Task directions: All records must be restated word for word.
[Start of section]
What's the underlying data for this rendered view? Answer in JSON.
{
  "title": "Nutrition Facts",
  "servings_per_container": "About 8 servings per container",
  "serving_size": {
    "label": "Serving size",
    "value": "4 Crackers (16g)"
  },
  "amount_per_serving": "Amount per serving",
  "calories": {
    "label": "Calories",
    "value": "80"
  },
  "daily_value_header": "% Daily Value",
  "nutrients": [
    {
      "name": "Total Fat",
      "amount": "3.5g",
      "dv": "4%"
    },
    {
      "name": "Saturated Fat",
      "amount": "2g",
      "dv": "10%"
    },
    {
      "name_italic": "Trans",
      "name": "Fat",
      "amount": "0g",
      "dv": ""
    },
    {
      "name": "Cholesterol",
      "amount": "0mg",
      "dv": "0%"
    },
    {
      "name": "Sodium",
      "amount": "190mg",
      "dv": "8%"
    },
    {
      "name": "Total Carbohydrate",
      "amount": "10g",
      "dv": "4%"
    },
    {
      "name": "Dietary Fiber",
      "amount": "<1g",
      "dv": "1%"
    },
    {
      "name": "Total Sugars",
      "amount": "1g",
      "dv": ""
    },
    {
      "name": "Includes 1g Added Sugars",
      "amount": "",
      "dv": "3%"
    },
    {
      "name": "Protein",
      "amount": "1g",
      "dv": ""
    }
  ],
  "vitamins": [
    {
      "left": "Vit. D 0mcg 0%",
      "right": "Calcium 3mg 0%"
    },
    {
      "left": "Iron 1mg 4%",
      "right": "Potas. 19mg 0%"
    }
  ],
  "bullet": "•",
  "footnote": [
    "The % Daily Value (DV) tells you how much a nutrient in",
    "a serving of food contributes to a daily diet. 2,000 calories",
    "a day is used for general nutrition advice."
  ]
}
[End of section]
Output for this task:
What's the underlying data for this rendered view? Answer in JSON.
{
  "title": "Nutrition Facts",
  "servings_per_container": "About 8 servings per container",
  "serving_size": {
    "label": "Serving size",
    "value": "4 Crackers (16g)"
  },
  "amount_per_serving": "Amount per serving",
  "calories": {
    "label": "Calories",
    "value": "80"
  },
  "daily_value_header": "% Daily Value",
  "nutrients": [
    {
      "name": "Total Fat",
      "amount": "3.5g",
      "dv": "4%"
    },
    {
      "name": "Saturated Fat",
      "amount": "2g",
      "dv": "10%"
    },
    {
      "name_italic": "Trans",
      "name": "Fat",
      "amount": "0g",
      "dv": ""
    },
    {
      "name": "Cholesterol",
      "amount": "0mg",
      "dv": "0%"
    },
    {
      "name": "Sodium",
      "amount": "190mg",
      "dv": "8%"
    },
    {
      "name": "Total Carbohydrate",
      "amount": "10g",
      "dv": "4%"
    },
    {
      "name": "Dietary Fiber",
      "amount": "<1g",
      "dv": "1%"
    },
    {
      "name": "Total Sugars",
      "amount": "1g",
      "dv": ""
    },
    {
      "name": "Includes 1g Added Sugars",
      "amount": "",
      "dv": "3%"
    },
    {
      "name": "Protein",
      "amount": "1g",
      "dv": ""
    }
  ],
  "vitamins": [
    {
      "left": "Vit. D 0mcg 0%",
      "right": "Calcium 3mg 0%"
    },
    {
      "left": "Iron 1mg 4%",
      "right": "Potas. 19mg 0%"
    }
  ],
  "bullet": "•",
  "footnote": [
    "The % Daily Value (DV) tells you how much a nutrient in",
    "a serving of food contributes to a daily diet. 2,000 calories",
    "a day is used for general nutrition advice."
  ]
}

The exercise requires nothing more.